**WHAT YOU ARE ASKED TO DO**
Return every entry exactly as written.
---------- SUPPLIED MATERIAL
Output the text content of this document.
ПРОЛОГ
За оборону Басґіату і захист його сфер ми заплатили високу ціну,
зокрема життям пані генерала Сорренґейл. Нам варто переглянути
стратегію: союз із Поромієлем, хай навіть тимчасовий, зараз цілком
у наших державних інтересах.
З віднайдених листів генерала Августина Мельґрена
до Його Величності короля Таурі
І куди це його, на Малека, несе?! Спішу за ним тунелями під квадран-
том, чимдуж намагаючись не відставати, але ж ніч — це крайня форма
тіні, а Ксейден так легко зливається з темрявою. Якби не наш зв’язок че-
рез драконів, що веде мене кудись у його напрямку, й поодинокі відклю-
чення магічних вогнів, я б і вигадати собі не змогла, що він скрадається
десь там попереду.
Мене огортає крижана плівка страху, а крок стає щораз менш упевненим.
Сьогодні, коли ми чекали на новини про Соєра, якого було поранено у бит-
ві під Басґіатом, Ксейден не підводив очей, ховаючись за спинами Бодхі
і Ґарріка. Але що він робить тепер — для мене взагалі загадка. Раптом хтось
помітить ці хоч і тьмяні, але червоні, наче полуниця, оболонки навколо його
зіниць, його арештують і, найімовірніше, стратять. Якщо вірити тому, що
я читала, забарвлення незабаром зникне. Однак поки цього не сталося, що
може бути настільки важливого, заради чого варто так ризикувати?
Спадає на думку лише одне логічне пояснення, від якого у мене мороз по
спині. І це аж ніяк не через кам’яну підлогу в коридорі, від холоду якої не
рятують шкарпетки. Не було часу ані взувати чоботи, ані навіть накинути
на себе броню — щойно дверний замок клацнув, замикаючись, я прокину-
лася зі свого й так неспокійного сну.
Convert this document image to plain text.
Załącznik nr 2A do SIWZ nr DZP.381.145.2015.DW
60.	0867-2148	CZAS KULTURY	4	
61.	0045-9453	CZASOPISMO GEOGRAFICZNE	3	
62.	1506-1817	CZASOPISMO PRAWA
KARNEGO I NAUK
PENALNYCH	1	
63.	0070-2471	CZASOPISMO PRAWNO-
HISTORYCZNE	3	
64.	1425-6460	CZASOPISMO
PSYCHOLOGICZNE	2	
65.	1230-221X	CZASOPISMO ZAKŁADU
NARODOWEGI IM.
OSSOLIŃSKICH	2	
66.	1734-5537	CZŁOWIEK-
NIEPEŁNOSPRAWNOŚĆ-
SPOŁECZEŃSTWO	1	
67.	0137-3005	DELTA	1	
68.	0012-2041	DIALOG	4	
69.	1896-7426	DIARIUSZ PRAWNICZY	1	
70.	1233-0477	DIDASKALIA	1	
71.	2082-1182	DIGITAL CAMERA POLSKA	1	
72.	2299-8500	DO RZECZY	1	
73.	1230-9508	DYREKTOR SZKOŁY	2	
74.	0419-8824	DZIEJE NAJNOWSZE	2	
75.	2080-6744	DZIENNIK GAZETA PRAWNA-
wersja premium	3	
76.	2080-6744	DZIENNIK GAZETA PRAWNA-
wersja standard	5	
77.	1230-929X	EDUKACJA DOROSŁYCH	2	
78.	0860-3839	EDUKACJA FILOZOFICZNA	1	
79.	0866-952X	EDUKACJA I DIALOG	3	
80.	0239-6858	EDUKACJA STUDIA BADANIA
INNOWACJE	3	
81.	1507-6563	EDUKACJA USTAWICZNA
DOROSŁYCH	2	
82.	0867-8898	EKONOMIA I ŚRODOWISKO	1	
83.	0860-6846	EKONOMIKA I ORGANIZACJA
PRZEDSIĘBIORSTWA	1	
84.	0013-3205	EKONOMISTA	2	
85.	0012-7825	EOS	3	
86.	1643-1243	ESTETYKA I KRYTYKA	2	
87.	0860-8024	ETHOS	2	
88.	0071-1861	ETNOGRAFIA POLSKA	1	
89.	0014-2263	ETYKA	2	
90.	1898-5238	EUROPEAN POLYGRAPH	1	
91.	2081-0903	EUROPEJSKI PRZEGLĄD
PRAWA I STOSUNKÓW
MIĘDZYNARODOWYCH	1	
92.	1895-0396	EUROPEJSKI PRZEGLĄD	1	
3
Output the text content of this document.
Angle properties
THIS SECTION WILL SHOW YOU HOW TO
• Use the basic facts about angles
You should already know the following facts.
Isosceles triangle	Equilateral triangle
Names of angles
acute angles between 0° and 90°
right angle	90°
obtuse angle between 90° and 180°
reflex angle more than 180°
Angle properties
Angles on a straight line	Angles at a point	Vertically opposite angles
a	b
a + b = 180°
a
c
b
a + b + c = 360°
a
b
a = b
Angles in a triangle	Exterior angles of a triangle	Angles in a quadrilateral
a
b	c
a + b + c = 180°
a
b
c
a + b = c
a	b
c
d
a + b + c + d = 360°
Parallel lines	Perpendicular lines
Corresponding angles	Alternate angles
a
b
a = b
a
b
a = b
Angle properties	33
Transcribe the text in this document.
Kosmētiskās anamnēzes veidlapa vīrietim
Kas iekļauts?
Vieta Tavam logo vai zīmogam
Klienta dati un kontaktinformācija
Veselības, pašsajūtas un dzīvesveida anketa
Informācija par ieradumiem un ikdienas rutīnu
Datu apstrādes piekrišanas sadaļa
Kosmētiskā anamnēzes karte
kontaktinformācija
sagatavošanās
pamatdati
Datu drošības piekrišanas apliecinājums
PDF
--------------------
**WRITTEN SOLUTION**
Output the text content of this document.
ПРОЛОГ
За оборону Басґіату і захист його сфер ми заплатили високу ціну,
зокрема життям пані генерала Сорренґейл. Нам варто переглянути
стратегію: союз із Поромієлем, хай навіть тимчасовий, зараз цілком
у наших державних інтересах.
З віднайдених листів генерала Августина Мельґрена
до Його Величності короля Таурі
І куди це його, на Малека, несе?! Спішу за ним тунелями під квадран-
том, чимдуж намагаючись не відставати, але ж ніч — це крайня форма
тіні, а Ксейден так легко зливається з темрявою. Якби не наш зв’язок че-
рез драконів, що веде мене кудись у його напрямку, й поодинокі відклю-
чення магічних вогнів, я б і вигадати собі не змогла, що він скрадається
десь там попереду.
Мене огортає крижана плівка страху, а крок стає щораз менш упевненим.
Сьогодні, коли ми чекали на новини про Соєра, якого було поранено у бит-
ві під Басґіатом, Ксейден не підводив очей, ховаючись за спинами Бодхі
і Ґарріка. Але що він робить тепер — для мене взагалі загадка. Раптом хтось
помітить ці хоч і тьмяні, але червоні, наче полуниця, оболонки навколо його
зіниць, його арештують і, найімовірніше, стратять. Якщо вірити тому, що
я читала, забарвлення незабаром зникне. Однак поки цього не сталося, що
може бути настільки важливого, заради чого варто так ризикувати?
Спадає на думку лише одне логічне пояснення, від якого у мене мороз по
спині. І це аж ніяк не через кам’яну підлогу в коридорі, від холоду якої не
рятують шкарпетки. Не було часу ані взувати чоботи, ані навіть накинути
на себе броню — щойно дверний замок клацнув, замикаючись, я прокину-
лася зі свого й так неспокійного сну.
Convert this document image to plain text.
Załącznik nr 2A do SIWZ nr DZP.381.145.2015.DW
60.	0867-2148	CZAS KULTURY	4	
61.	0045-9453	CZASOPISMO GEOGRAFICZNE	3	
62.	1506-1817	CZASOPISMO PRAWA
KARNEGO I NAUK
PENALNYCH	1	
63.	0070-2471	CZASOPISMO PRAWNO-
HISTORYCZNE	3	
64.	1425-6460	CZASOPISMO
PSYCHOLOGICZNE	2	
65.	1230-221X	CZASOPISMO ZAKŁADU
NARODOWEGI IM.
OSSOLIŃSKICH	2	
66.	1734-5537	CZŁOWIEK-
NIEPEŁNOSPRAWNOŚĆ-
SPOŁECZEŃSTWO	1	
67.	0137-3005	DELTA	1	
68.	0012-2041	DIALOG	4	
69.	1896-7426	DIARIUSZ PRAWNICZY	1	
70.	1233-0477	DIDASKALIA	1	
71.	2082-1182	DIGITAL CAMERA POLSKA	1	
72.	2299-8500	DO RZECZY	1	
73.	1230-9508	DYREKTOR SZKOŁY	2	
74.	0419-8824	DZIEJE NAJNOWSZE	2	
75.	2080-6744	DZIENNIK GAZETA PRAWNA-
wersja premium	3	
76.	2080-6744	DZIENNIK GAZETA PRAWNA-
wersja standard	5	
77.	1230-929X	EDUKACJA DOROSŁYCH	2	
78.	0860-3839	EDUKACJA FILOZOFICZNA	1	
79.	0866-952X	EDUKACJA I DIALOG	3	
80.	0239-6858	EDUKACJA STUDIA BADANIA
INNOWACJE	3	
81.	1507-6563	EDUKACJA USTAWICZNA
DOROSŁYCH	2	
82.	0867-8898	EKONOMIA I ŚRODOWISKO	1	
83.	0860-6846	EKONOMIKA I ORGANIZACJA
PRZEDSIĘBIORSTWA	1	
84.	0013-3205	EKONOMISTA	2	
85.	0012-7825	EOS	3	
86.	1643-1243	ESTETYKA I KRYTYKA	2	
87.	0860-8024	ETHOS	2	
88.	0071-1861	ETNOGRAFIA POLSKA	1	
89.	0014-2263	ETYKA	2	
90.	1898-5238	EUROPEAN POLYGRAPH	1	
91.	2081-0903	EUROPEJSKI PRZEGLĄD
PRAWA I STOSUNKÓW
MIĘDZYNARODOWYCH	1	
92.	1895-0396	EUROPEJSKI PRZEGLĄD	1	
3
Output the text content of this document.
Angle properties
THIS SECTION WILL SHOW YOU HOW TO
• Use the basic facts about angles
You should already know the following facts.
Isosceles triangle	Equilateral triangle
Names of angles
acute angles between 0° and 90°
right angle	90°
obtuse angle between 90° and 180°
reflex angle more than 180°
Angle properties
Angles on a straight line	Angles at a point	Vertically opposite angles
a	b
a + b = 180°
a
c
b
a + b + c = 360°
a
b
a = b
Angles in a triangle	Exterior angles of a triangle	Angles in a quadrilateral
a
b	c
a + b + c = 180°
a
b
c
a + b = c
a	b
c
d
a + b + c + d = 360°
Parallel lines	Perpendicular lines
Corresponding angles	Alternate angles
a
b
a = b
a
b
a = b
Angle properties	33
Transcribe the text in this document.
Kosmētiskās anamnēzes veidlapa vīrietim
Kas iekļauts?
Vieta Tavam logo vai zīmogam
Klienta dati un kontaktinformācija
Veselības, pašsajūtas un dzīvesveida anketa
Informācija par ieradumiem un ikdienas rutīnu
Datu apstrādes piekrišanas sadaļa
Kosmētiskā anamnēzes karte
kontaktinformācija
sagatavošanās
pamatdati
Datu drošības piekrišanas apliecinājums
PDF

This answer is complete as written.